[Figure record listings]
---------------

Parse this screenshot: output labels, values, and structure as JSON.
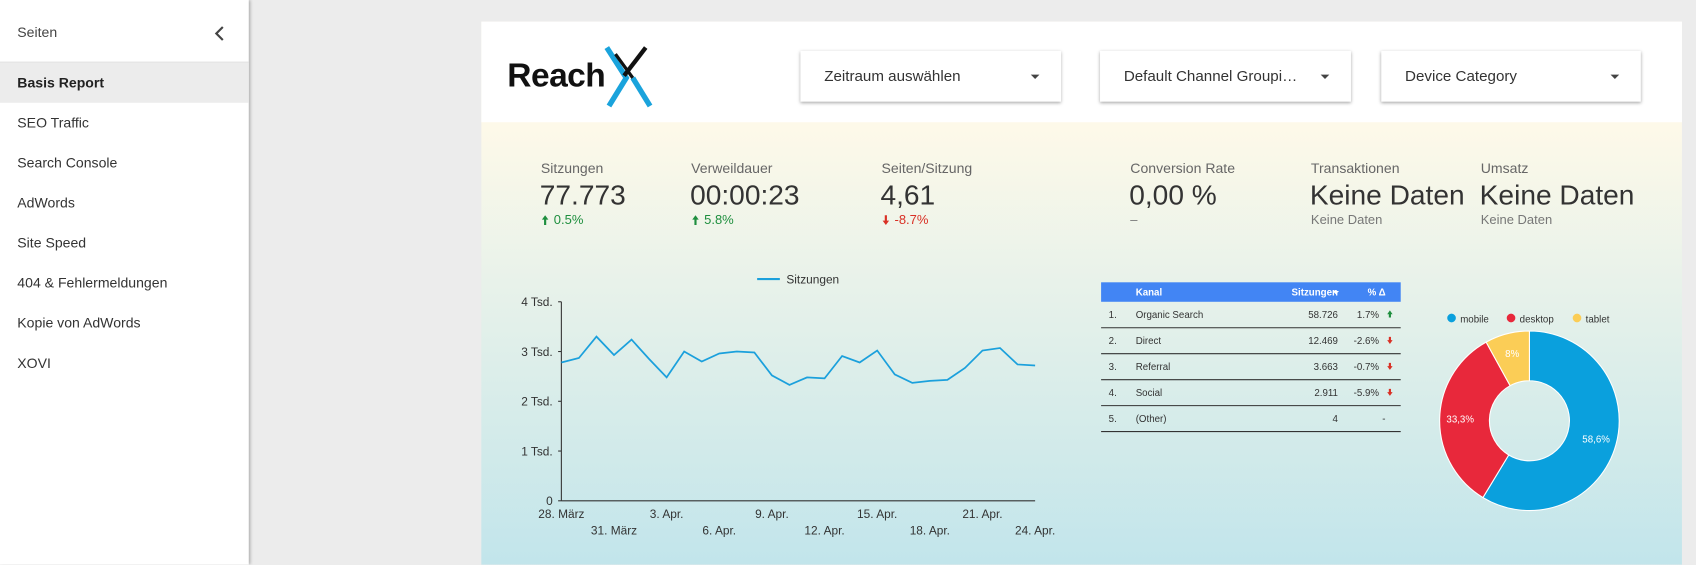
{
  "sidebar": {
    "title": "Seiten",
    "items": [
      "Basis Report",
      "SEO Traffic",
      "Search Console",
      "AdWords",
      "Site Speed",
      "404 & Fehlermeldungen",
      "Kopie von AdWords",
      "XOVI"
    ]
  },
  "header": {
    "logo": "Reach",
    "filters": [
      "Zeitraum auswählen",
      "Default Channel Groupi…",
      "Device Category"
    ]
  },
  "scorecards": [
    {
      "label": "Sitzungen",
      "value": "77.773",
      "delta": "0.5%",
      "trend": "up"
    },
    {
      "label": "Verweildauer",
      "value": "00:00:23",
      "delta": "5.8%",
      "trend": "up"
    },
    {
      "label": "Seiten/Sitzung",
      "value": "4,61",
      "delta": "-8.7%",
      "trend": "down"
    },
    {
      "label": "Conversion Rate",
      "value": "0,00 %",
      "delta": "–"
    },
    {
      "label": "Transaktionen",
      "value": "Keine Daten",
      "delta": "Keine Daten"
    },
    {
      "label": "Umsatz",
      "value": "Keine Daten",
      "delta": "Keine Daten"
    }
  ],
  "table": {
    "columns": [
      "Kanal",
      "Sitzungen",
      "% Δ"
    ],
    "rows": [
      [
        "1.",
        "Organic Search",
        "58.726",
        "1.7%"
      ],
      [
        "2.",
        "Direct",
        "12.469",
        "-2.6%"
      ],
      [
        "3.",
        "Referral",
        "3.663",
        "-0.7%"
      ],
      [
        "4.",
        "Social",
        "2.911",
        "-5.9%"
      ],
      [
        "5.",
        "(Other)",
        "4",
        "-"
      ]
    ],
    "trends": [
      "up",
      "down",
      "down",
      "down",
      null
    ]
  },
  "chart_data": [
    {
      "type": "line",
      "categories": [
        "28. März",
        null,
        null,
        "31. März",
        null,
        null,
        "3. Apr.",
        null,
        null,
        "6. Apr.",
        null,
        null,
        "9. Apr.",
        null,
        null,
        "12. Apr.",
        null,
        null,
        "15. Apr.",
        null,
        null,
        "18. Apr.",
        null,
        null,
        "21. Apr.",
        null,
        null,
        "24. Apr."
      ],
      "series": [
        {
          "name": "Sitzungen",
          "color": "#1ba0dc",
          "values": [
            2780,
            2870,
            3300,
            2930,
            3240,
            2850,
            2480,
            3000,
            2800,
            2960,
            3000,
            2980,
            2520,
            2330,
            2480,
            2460,
            2910,
            2780,
            3020,
            2540,
            2370,
            2410,
            2430,
            2670,
            3020,
            3070,
            2740,
            2720
          ]
        }
      ],
      "ylim": [
        0,
        4000
      ],
      "yticks": [
        0,
        {
          "value": 1000,
          "label": "1 Tsd."
        },
        {
          "value": 2000,
          "label": "2 Tsd."
        },
        {
          "value": 3000,
          "label": "3 Tsd."
        },
        {
          "value": 4000,
          "label": "4 Tsd."
        }
      ],
      "grid": false
    },
    {
      "type": "pie",
      "categories": [
        "mobile",
        "desktop",
        "tablet"
      ],
      "values": [
        58.6,
        33.3,
        8
      ],
      "value_labels": [
        "58,6%",
        "33,3%",
        "8%"
      ],
      "colors": [
        "#0aa0dd",
        "#e8283b",
        "#fbcd56"
      ],
      "donut": true
    }
  ]
}
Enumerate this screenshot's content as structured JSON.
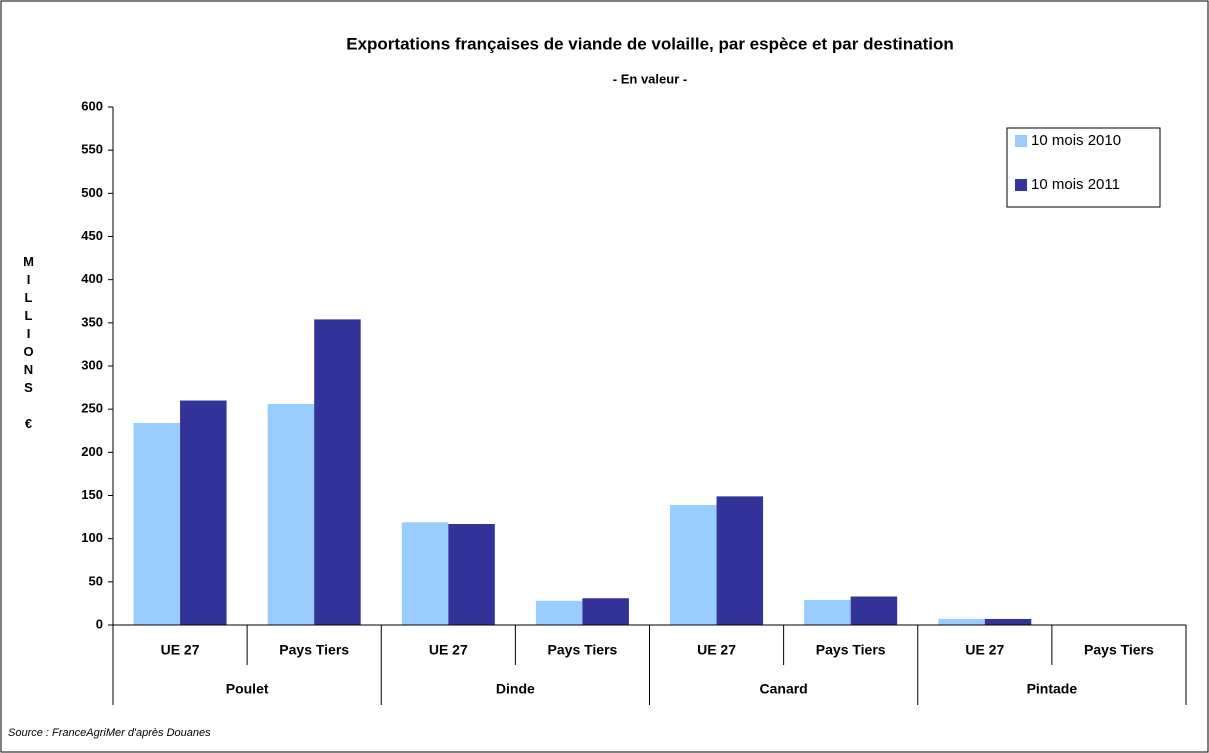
{
  "chart_data": {
    "type": "bar",
    "title": "Exportations françaises de viande de volaille, par espèce et par destination",
    "subtitle": "- En valeur -",
    "y_label": "MILLIONS €",
    "source": "Source : FranceAgriMer d'après Douanes",
    "categories": [
      "UE 27",
      "Pays Tiers",
      "UE 27",
      "Pays Tiers",
      "UE 27",
      "Pays Tiers",
      "UE 27",
      "Pays Tiers"
    ],
    "groups": [
      "Poulet",
      "Dinde",
      "Canard",
      "Pintade"
    ],
    "series": [
      {
        "name": "10 mois 2010",
        "color": "#99ccff",
        "values": [
          234,
          256,
          119,
          28,
          139,
          29,
          7,
          0.5
        ]
      },
      {
        "name": "10 mois 2011",
        "color": "#333399",
        "values": [
          260,
          354,
          117,
          31,
          149,
          33,
          7,
          0.5
        ]
      }
    ],
    "ylim": [
      0,
      600
    ],
    "yticks": [
      0,
      50,
      100,
      150,
      200,
      250,
      300,
      350,
      400,
      450,
      500,
      550,
      600
    ],
    "grid": false,
    "legend": "top-right"
  }
}
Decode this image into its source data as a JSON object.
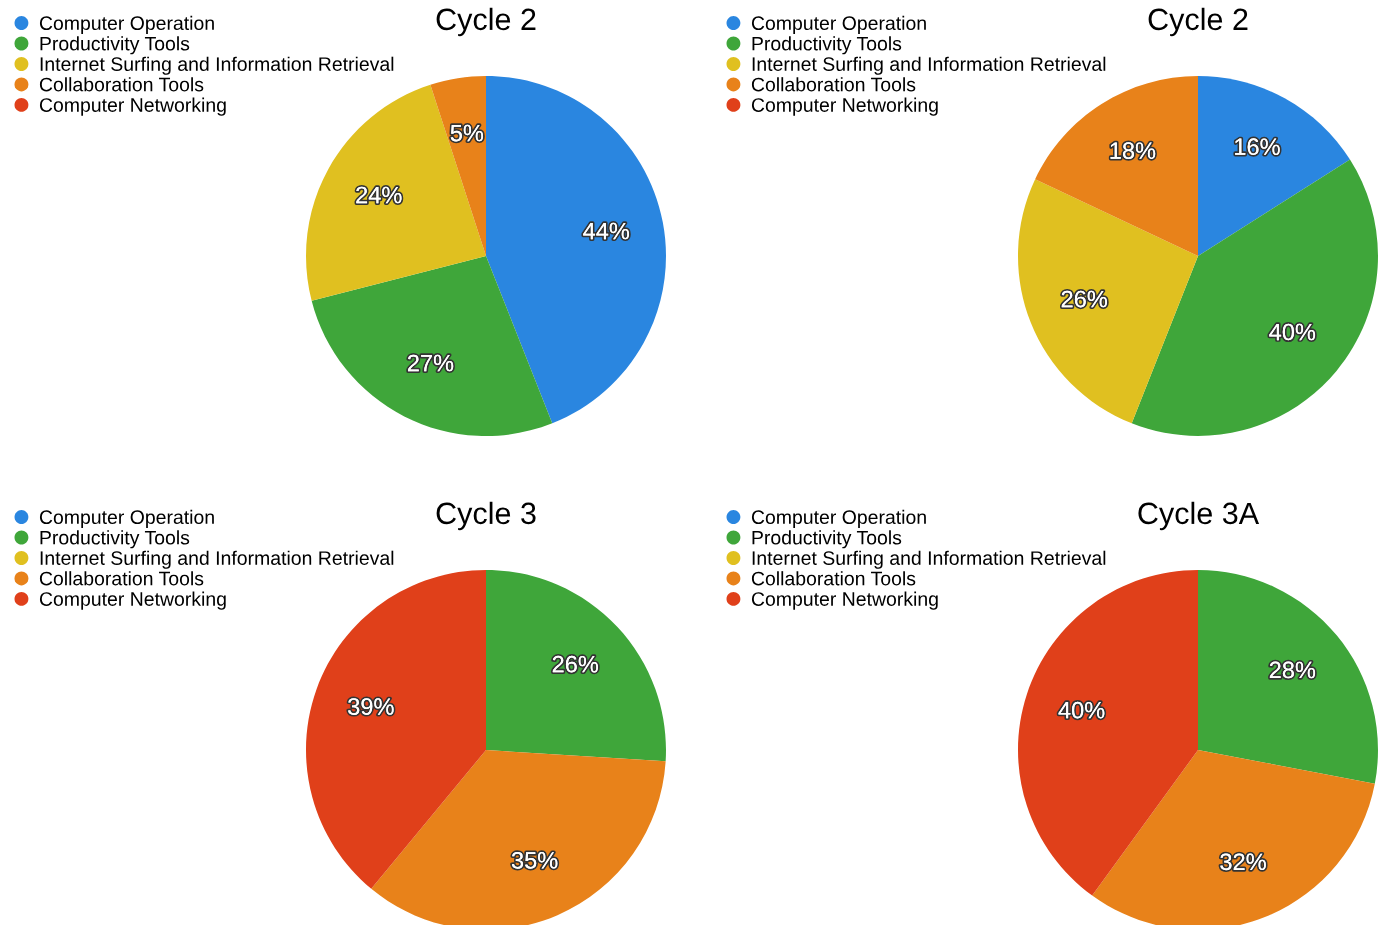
{
  "chart_data": [
    {
      "type": "pie",
      "title": "Cycle 2",
      "legend": "top left",
      "categories": [
        "Computer Operation",
        "Productivity Tools",
        "Internet Surfing and Information Retrieval",
        "Collaboration Tools",
        "Computer Networking"
      ],
      "colors": [
        "#2a86e0",
        "#3fa63a",
        "#e0c020",
        "#e8821a",
        "#e0401a"
      ],
      "values": [
        44,
        27,
        24,
        5,
        0
      ],
      "value_labels": [
        "44%",
        "27%",
        "24%",
        "5%",
        null
      ]
    },
    {
      "type": "pie",
      "title": "Cycle 2",
      "legend": "top left",
      "categories": [
        "Computer Operation",
        "Productivity Tools",
        "Internet Surfing and Information Retrieval",
        "Collaboration Tools",
        "Computer Networking"
      ],
      "colors": [
        "#2a86e0",
        "#3fa63a",
        "#e0c020",
        "#e8821a",
        "#e0401a"
      ],
      "values": [
        16,
        40,
        26,
        18,
        0
      ],
      "value_labels": [
        "16%",
        "40%",
        "26%",
        "18%",
        null
      ]
    },
    {
      "type": "pie",
      "title": "Cycle 3",
      "legend": "top left",
      "categories": [
        "Computer Operation",
        "Productivity Tools",
        "Internet Surfing and Information Retrieval",
        "Collaboration Tools",
        "Computer Networking"
      ],
      "colors": [
        "#2a86e0",
        "#3fa63a",
        "#e0c020",
        "#e8821a",
        "#e0401a"
      ],
      "values": [
        0,
        26,
        0,
        35,
        39
      ],
      "value_labels": [
        null,
        "26%",
        null,
        "35%",
        "39%"
      ]
    },
    {
      "type": "pie",
      "title": "Cycle 3A",
      "legend": "top left",
      "categories": [
        "Computer Operation",
        "Productivity Tools",
        "Internet Surfing and Information Retrieval",
        "Collaboration Tools",
        "Computer Networking"
      ],
      "colors": [
        "#2a86e0",
        "#3fa63a",
        "#e0c020",
        "#e8821a",
        "#e0401a"
      ],
      "values": [
        0,
        28,
        0,
        32,
        40
      ],
      "value_labels": [
        null,
        "28%",
        null,
        "32%",
        "40%"
      ]
    }
  ]
}
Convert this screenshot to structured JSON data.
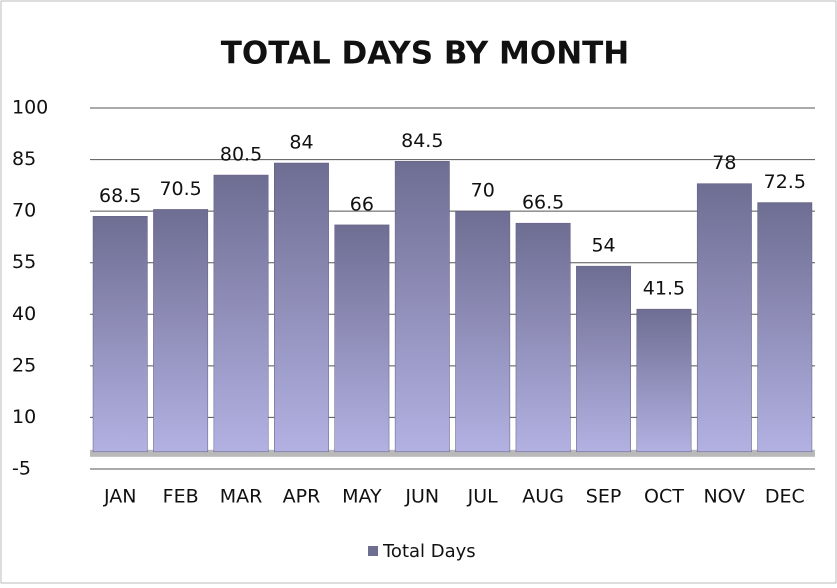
{
  "chart_data": {
    "type": "bar",
    "title": "TOTAL DAYS BY MONTH",
    "categories": [
      "JAN",
      "FEB",
      "MAR",
      "APR",
      "MAY",
      "JUN",
      "JUL",
      "AUG",
      "SEP",
      "OCT",
      "NOV",
      "DEC"
    ],
    "series": [
      {
        "name": "Total Days",
        "color": "#6e6d92",
        "values": [
          68.5,
          70.5,
          80.5,
          84,
          66,
          84.5,
          70,
          66.5,
          54,
          41.5,
          78,
          72.5
        ]
      }
    ],
    "ylim": [
      -5,
      100
    ],
    "yticks": [
      -5,
      10,
      25,
      40,
      55,
      70,
      85,
      100
    ],
    "grid": true,
    "legend": "bottom"
  }
}
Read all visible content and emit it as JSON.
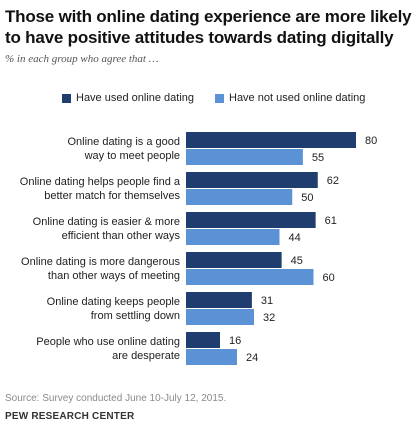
{
  "title": "Those with online dating experience are more likely to have positive attitudes towards dating digitally",
  "subtitle": "% in each group who agree that …",
  "source": "Source: Survey conducted June 10-July 12, 2015.",
  "org": "PEW RESEARCH CENTER",
  "colors": {
    "used": "#1f3d6e",
    "not_used": "#5b92d6"
  },
  "chart_data": {
    "type": "bar",
    "orientation": "horizontal",
    "categories": [
      [
        "Online dating is a good",
        "way to meet people"
      ],
      [
        "Online dating helps people find a",
        "better match for themselves"
      ],
      [
        "Online dating is easier & more",
        "efficient than other ways"
      ],
      [
        "Online dating is more dangerous",
        "than other ways of meeting"
      ],
      [
        "Online dating keeps people",
        "from settling down"
      ],
      [
        "People who use online dating",
        "are desperate"
      ]
    ],
    "series": [
      {
        "name": "Have used online dating",
        "values": [
          80,
          62,
          61,
          45,
          31,
          16
        ]
      },
      {
        "name": "Have not used online dating",
        "values": [
          55,
          50,
          44,
          60,
          32,
          24
        ]
      }
    ],
    "xlim": [
      0,
      100
    ],
    "legend": "top",
    "grid": false
  }
}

---------------

Each line in the entries above that includes the string "structured" should be extracted.

Enumerate this screenshot's content as structured JSON.
Convert this screenshot to structured JSON data.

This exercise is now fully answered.